CHALLENGE — Lines that contain "while" are to be counted; give only their number.

Items from a data source:

⟨

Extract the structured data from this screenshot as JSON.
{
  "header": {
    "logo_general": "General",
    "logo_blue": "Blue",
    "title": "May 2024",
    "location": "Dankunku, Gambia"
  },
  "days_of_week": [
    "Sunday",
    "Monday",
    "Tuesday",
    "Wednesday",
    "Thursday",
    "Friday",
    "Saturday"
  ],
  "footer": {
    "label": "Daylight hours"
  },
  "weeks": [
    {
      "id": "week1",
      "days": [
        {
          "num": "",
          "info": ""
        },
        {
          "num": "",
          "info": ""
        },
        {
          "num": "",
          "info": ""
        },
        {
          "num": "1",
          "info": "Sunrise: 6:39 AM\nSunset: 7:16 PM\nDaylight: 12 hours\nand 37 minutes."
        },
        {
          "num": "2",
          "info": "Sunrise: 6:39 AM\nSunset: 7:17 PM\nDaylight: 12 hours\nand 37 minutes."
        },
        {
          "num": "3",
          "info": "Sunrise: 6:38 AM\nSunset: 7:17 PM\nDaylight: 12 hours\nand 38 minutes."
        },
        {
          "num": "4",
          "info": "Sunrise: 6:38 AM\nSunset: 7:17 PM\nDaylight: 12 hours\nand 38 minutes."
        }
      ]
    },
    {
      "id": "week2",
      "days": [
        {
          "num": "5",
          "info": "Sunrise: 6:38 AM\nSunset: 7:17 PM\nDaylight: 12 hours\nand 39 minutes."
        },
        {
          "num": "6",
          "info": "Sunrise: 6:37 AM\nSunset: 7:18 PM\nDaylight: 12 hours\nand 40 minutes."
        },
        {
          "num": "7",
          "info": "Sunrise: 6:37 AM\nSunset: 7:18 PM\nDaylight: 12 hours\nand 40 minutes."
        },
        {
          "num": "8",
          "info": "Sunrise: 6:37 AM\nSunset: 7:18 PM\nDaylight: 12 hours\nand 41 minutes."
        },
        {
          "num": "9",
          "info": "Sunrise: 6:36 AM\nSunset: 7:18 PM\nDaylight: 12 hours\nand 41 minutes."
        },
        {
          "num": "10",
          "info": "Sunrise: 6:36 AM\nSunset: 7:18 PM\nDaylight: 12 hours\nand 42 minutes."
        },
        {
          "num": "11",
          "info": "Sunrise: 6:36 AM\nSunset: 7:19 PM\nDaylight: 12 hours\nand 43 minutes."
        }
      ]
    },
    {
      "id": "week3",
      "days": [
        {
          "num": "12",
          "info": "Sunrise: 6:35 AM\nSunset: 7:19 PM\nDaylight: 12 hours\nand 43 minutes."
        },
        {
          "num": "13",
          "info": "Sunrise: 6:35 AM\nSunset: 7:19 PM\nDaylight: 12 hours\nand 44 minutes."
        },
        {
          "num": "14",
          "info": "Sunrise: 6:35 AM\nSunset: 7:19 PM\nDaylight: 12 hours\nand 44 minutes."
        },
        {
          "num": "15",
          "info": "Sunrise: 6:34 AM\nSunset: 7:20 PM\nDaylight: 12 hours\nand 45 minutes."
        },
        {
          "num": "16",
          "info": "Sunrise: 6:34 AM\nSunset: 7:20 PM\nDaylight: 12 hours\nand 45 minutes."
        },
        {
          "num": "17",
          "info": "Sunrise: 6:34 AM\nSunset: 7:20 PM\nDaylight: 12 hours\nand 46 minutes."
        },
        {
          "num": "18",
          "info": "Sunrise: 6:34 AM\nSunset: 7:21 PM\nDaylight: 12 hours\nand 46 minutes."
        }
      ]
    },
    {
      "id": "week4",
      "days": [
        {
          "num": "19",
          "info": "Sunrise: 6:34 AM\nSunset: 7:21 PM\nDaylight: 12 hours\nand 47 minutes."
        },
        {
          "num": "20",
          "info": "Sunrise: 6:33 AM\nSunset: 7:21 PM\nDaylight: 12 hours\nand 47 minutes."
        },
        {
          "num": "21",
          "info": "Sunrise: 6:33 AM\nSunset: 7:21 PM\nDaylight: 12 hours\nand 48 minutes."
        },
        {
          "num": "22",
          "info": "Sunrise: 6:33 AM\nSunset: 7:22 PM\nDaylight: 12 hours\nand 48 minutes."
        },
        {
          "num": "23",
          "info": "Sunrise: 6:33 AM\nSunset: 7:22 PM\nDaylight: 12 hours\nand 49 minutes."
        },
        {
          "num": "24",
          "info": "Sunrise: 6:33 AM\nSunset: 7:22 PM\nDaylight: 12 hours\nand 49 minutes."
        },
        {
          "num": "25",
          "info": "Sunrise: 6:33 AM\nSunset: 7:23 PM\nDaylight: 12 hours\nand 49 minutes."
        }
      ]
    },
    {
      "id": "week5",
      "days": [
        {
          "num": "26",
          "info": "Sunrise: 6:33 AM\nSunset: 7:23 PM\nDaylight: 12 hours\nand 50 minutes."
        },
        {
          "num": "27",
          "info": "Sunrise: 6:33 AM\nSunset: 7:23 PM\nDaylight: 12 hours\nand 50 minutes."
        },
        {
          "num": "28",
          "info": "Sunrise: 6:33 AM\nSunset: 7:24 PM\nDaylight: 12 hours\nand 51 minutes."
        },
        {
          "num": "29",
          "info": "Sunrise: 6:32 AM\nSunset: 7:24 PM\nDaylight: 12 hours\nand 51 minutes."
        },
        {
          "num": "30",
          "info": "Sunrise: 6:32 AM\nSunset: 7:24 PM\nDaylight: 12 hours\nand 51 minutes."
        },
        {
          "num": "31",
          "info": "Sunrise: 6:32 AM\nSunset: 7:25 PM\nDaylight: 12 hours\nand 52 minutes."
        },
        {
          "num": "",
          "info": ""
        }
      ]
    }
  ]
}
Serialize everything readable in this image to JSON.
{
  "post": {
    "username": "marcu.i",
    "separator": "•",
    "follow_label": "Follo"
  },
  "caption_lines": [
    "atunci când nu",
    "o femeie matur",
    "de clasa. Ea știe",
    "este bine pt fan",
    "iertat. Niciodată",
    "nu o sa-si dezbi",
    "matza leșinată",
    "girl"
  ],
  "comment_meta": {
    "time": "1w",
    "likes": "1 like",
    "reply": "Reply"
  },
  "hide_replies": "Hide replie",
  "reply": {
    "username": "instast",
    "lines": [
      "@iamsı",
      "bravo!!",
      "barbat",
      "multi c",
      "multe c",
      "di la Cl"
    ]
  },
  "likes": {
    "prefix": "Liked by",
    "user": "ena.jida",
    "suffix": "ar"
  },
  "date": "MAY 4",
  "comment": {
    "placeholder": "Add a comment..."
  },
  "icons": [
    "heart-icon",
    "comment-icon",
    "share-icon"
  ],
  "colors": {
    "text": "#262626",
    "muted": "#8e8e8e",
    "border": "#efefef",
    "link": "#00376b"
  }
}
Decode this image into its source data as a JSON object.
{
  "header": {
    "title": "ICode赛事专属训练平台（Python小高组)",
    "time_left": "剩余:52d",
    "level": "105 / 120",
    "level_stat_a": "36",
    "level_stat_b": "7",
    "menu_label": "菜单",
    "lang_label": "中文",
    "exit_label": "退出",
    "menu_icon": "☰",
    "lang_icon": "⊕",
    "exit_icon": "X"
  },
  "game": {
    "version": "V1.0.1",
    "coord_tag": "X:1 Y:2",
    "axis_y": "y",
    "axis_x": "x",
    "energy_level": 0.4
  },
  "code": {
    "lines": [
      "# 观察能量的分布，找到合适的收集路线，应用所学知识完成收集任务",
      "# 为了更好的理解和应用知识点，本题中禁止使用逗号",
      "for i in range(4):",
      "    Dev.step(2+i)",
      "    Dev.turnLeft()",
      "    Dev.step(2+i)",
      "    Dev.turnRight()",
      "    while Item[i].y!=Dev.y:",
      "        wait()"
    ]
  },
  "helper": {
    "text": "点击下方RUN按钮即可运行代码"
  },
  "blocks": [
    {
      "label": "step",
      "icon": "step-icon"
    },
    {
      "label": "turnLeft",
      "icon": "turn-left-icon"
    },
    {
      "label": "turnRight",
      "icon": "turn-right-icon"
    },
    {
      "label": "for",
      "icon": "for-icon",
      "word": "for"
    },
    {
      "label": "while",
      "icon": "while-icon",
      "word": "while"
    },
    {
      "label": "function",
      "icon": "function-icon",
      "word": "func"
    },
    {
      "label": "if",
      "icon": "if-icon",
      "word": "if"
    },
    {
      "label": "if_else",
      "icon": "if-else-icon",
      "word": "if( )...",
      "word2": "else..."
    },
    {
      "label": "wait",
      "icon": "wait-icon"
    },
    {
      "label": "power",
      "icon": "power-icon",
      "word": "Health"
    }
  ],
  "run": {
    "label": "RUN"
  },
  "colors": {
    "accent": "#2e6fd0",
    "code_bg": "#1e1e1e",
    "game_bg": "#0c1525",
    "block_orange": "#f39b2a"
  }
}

⟩

SOLVED EXERCISE — 4